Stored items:
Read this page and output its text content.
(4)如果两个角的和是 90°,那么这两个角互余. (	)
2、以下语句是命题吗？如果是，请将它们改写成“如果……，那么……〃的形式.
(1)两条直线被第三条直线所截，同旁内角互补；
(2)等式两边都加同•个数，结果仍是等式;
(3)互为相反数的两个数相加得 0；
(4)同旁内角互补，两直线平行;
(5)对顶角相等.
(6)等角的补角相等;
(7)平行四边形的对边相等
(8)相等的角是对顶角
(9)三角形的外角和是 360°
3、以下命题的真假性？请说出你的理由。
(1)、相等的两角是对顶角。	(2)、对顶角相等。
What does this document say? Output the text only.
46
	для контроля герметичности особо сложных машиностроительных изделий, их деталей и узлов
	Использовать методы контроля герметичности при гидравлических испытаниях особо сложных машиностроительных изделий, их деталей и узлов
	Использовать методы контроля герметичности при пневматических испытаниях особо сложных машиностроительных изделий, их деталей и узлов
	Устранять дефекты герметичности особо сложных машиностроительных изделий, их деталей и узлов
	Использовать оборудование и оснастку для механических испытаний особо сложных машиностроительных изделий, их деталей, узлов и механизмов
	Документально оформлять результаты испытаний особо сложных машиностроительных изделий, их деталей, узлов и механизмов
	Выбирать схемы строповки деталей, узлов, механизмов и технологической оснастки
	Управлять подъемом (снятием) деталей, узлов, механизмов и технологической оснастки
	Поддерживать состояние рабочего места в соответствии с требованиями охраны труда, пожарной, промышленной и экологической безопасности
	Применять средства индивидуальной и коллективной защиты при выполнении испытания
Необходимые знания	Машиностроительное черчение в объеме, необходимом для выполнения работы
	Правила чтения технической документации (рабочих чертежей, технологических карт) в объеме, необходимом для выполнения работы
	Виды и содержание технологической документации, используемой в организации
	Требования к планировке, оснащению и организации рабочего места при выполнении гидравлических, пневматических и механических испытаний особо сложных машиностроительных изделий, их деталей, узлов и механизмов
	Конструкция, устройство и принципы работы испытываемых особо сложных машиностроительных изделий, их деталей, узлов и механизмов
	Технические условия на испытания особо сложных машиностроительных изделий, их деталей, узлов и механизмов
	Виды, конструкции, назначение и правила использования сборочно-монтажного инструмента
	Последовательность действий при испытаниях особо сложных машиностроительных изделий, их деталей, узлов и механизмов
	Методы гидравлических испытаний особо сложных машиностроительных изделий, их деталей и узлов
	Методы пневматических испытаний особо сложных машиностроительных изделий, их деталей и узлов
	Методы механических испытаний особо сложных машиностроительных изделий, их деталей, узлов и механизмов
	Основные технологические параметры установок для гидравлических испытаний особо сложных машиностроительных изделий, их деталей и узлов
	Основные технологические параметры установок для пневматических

# WHAT YOU WILL DO
Establish how many lines of the records contain the string "объеме" and state that number without elaboration.

# SOLUTION FOR THIS TASK
2